## Challenge
Every line below is to be copied exactly, with the pictures left out.

↓↓↓

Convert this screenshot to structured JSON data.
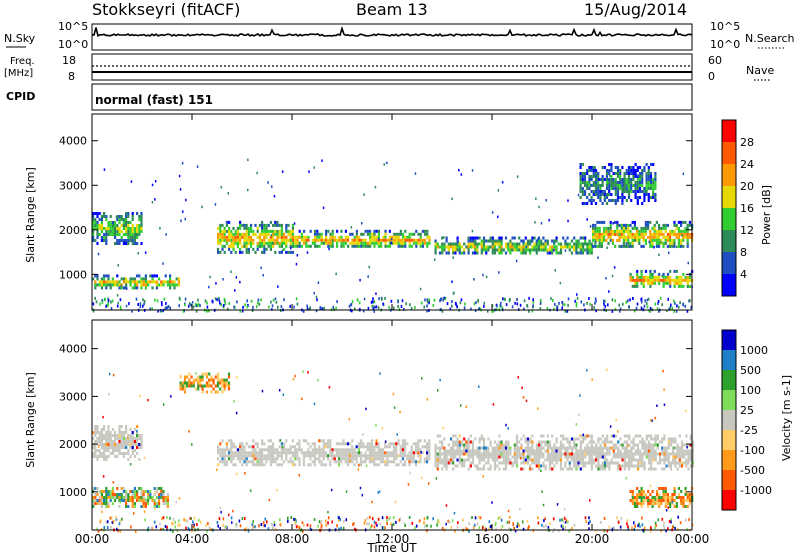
{
  "header": {
    "station": "Stokkseyri (fitACF)",
    "beam": "Beam 13",
    "date": "15/Aug/2014"
  },
  "noise_panel": {
    "left_label": "N.Sky",
    "right_label": "N.Search",
    "left_ticks": [
      "10^5",
      "10^0"
    ],
    "right_ticks": [
      "10^5",
      "10^0"
    ]
  },
  "freq_panel": {
    "left_label_1": "Freq.",
    "left_label_2": "[MHz]",
    "right_label": "Nave",
    "left_ticks": [
      "18",
      "8"
    ],
    "right_ticks": [
      "60",
      "0"
    ]
  },
  "cpid": {
    "label": "CPID",
    "value": "normal (fast) 151"
  },
  "x_axis": {
    "label": "Time UT",
    "ticks": [
      "00:00",
      "04:00",
      "08:00",
      "12:00",
      "16:00",
      "20:00",
      "00:00"
    ]
  },
  "chart_data": [
    {
      "type": "heatmap",
      "panel": "power",
      "ylabel": "Slant Range [km]",
      "yticks": [
        1000,
        2000,
        3000,
        4000
      ],
      "ylim": [
        200,
        4600
      ],
      "xlim_hours": [
        0,
        24
      ],
      "colorbar": {
        "label": "Power [dB]",
        "ticks": [
          "28",
          "24",
          "20",
          "16",
          "12",
          "8",
          "4"
        ],
        "colors": [
          "#0000ff",
          "#1f4ec0",
          "#2e8b57",
          "#32cd32",
          "#e6d800",
          "#ff9900",
          "#ff5a00",
          "#ff0000"
        ]
      },
      "echo_bands": [
        {
          "t0": 0.0,
          "t1": 2.0,
          "r0": 1700,
          "r1": 2400,
          "intensity": "medium"
        },
        {
          "t0": 0.0,
          "t1": 3.5,
          "r0": 700,
          "r1": 1000,
          "intensity": "high"
        },
        {
          "t0": 5.0,
          "t1": 8.0,
          "r0": 1500,
          "r1": 2200,
          "intensity": "high"
        },
        {
          "t0": 8.0,
          "t1": 13.5,
          "r0": 1600,
          "r1": 2000,
          "intensity": "high"
        },
        {
          "t0": 13.7,
          "t1": 20.0,
          "r0": 1450,
          "r1": 1850,
          "intensity": "medium"
        },
        {
          "t0": 20.0,
          "t1": 24.0,
          "r0": 1600,
          "r1": 2200,
          "intensity": "high"
        },
        {
          "t0": 19.5,
          "t1": 22.5,
          "r0": 2600,
          "r1": 3500,
          "intensity": "low"
        },
        {
          "t0": 21.5,
          "t1": 24.0,
          "r0": 700,
          "r1": 1100,
          "intensity": "high"
        }
      ]
    },
    {
      "type": "heatmap",
      "panel": "velocity",
      "ylabel": "Slant Range [km]",
      "yticks": [
        1000,
        2000,
        3000,
        4000
      ],
      "ylim": [
        200,
        4600
      ],
      "xlim_hours": [
        0,
        24
      ],
      "colorbar": {
        "label": "Velocity [m s-1]",
        "ticks": [
          "1000",
          "500",
          "100",
          "25",
          "-25",
          "-100",
          "-500",
          "-1000"
        ],
        "colors": [
          "#ff0000",
          "#ff5a00",
          "#ff9a1a",
          "#ffcc66",
          "#c8c8c0",
          "#7fdc5a",
          "#2ea02e",
          "#1f7ec8",
          "#0000cc"
        ]
      },
      "echo_bands": [
        {
          "t0": 0.0,
          "t1": 2.0,
          "r0": 1700,
          "r1": 2400,
          "velocity": "gray"
        },
        {
          "t0": 0.0,
          "t1": 3.0,
          "r0": 700,
          "r1": 1100,
          "velocity": "mixed"
        },
        {
          "t0": 5.0,
          "t1": 13.5,
          "r0": 1550,
          "r1": 2100,
          "velocity": "gray"
        },
        {
          "t0": 13.7,
          "t1": 24.0,
          "r0": 1450,
          "r1": 2200,
          "velocity": "gray"
        },
        {
          "t0": 3.5,
          "t1": 5.5,
          "r0": 3100,
          "r1": 3500,
          "velocity": "orange"
        },
        {
          "t0": 21.5,
          "t1": 24.0,
          "r0": 700,
          "r1": 1100,
          "velocity": "orange"
        }
      ]
    }
  ]
}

↑↑↑

## Full output
Convert this screenshot to structured JSON data.
{
  "header": {
    "station": "Stokkseyri (fitACF)",
    "beam": "Beam 13",
    "date": "15/Aug/2014"
  },
  "noise_panel": {
    "left_label": "N.Sky",
    "right_label": "N.Search",
    "left_ticks": [
      "10^5",
      "10^0"
    ],
    "right_ticks": [
      "10^5",
      "10^0"
    ]
  },
  "freq_panel": {
    "left_label_1": "Freq.",
    "left_label_2": "[MHz]",
    "right_label": "Nave",
    "left_ticks": [
      "18",
      "8"
    ],
    "right_ticks": [
      "60",
      "0"
    ]
  },
  "cpid": {
    "label": "CPID",
    "value": "normal (fast) 151"
  },
  "x_axis": {
    "label": "Time UT",
    "ticks": [
      "00:00",
      "04:00",
      "08:00",
      "12:00",
      "16:00",
      "20:00",
      "00:00"
    ]
  },
  "chart_data": [
    {
      "type": "heatmap",
      "panel": "power",
      "ylabel": "Slant Range [km]",
      "yticks": [
        1000,
        2000,
        3000,
        4000
      ],
      "ylim": [
        200,
        4600
      ],
      "xlim_hours": [
        0,
        24
      ],
      "colorbar": {
        "label": "Power [dB]",
        "ticks": [
          "28",
          "24",
          "20",
          "16",
          "12",
          "8",
          "4"
        ],
        "colors": [
          "#0000ff",
          "#1f4ec0",
          "#2e8b57",
          "#32cd32",
          "#e6d800",
          "#ff9900",
          "#ff5a00",
          "#ff0000"
        ]
      },
      "echo_bands": [
        {
          "t0": 0.0,
          "t1": 2.0,
          "r0": 1700,
          "r1": 2400,
          "intensity": "medium"
        },
        {
          "t0": 0.0,
          "t1": 3.5,
          "r0": 700,
          "r1": 1000,
          "intensity": "high"
        },
        {
          "t0": 5.0,
          "t1": 8.0,
          "r0": 1500,
          "r1": 2200,
          "intensity": "high"
        },
        {
          "t0": 8.0,
          "t1": 13.5,
          "r0": 1600,
          "r1": 2000,
          "intensity": "high"
        },
        {
          "t0": 13.7,
          "t1": 20.0,
          "r0": 1450,
          "r1": 1850,
          "intensity": "medium"
        },
        {
          "t0": 20.0,
          "t1": 24.0,
          "r0": 1600,
          "r1": 2200,
          "intensity": "high"
        },
        {
          "t0": 19.5,
          "t1": 22.5,
          "r0": 2600,
          "r1": 3500,
          "intensity": "low"
        },
        {
          "t0": 21.5,
          "t1": 24.0,
          "r0": 700,
          "r1": 1100,
          "intensity": "high"
        }
      ]
    },
    {
      "type": "heatmap",
      "panel": "velocity",
      "ylabel": "Slant Range [km]",
      "yticks": [
        1000,
        2000,
        3000,
        4000
      ],
      "ylim": [
        200,
        4600
      ],
      "xlim_hours": [
        0,
        24
      ],
      "colorbar": {
        "label": "Velocity [m s-1]",
        "ticks": [
          "1000",
          "500",
          "100",
          "25",
          "-25",
          "-100",
          "-500",
          "-1000"
        ],
        "colors": [
          "#ff0000",
          "#ff5a00",
          "#ff9a1a",
          "#ffcc66",
          "#c8c8c0",
          "#7fdc5a",
          "#2ea02e",
          "#1f7ec8",
          "#0000cc"
        ]
      },
      "echo_bands": [
        {
          "t0": 0.0,
          "t1": 2.0,
          "r0": 1700,
          "r1": 2400,
          "velocity": "gray"
        },
        {
          "t0": 0.0,
          "t1": 3.0,
          "r0": 700,
          "r1": 1100,
          "velocity": "mixed"
        },
        {
          "t0": 5.0,
          "t1": 13.5,
          "r0": 1550,
          "r1": 2100,
          "velocity": "gray"
        },
        {
          "t0": 13.7,
          "t1": 24.0,
          "r0": 1450,
          "r1": 2200,
          "velocity": "gray"
        },
        {
          "t0": 3.5,
          "t1": 5.5,
          "r0": 3100,
          "r1": 3500,
          "velocity": "orange"
        },
        {
          "t0": 21.5,
          "t1": 24.0,
          "r0": 700,
          "r1": 1100,
          "velocity": "orange"
        }
      ]
    }
  ]
}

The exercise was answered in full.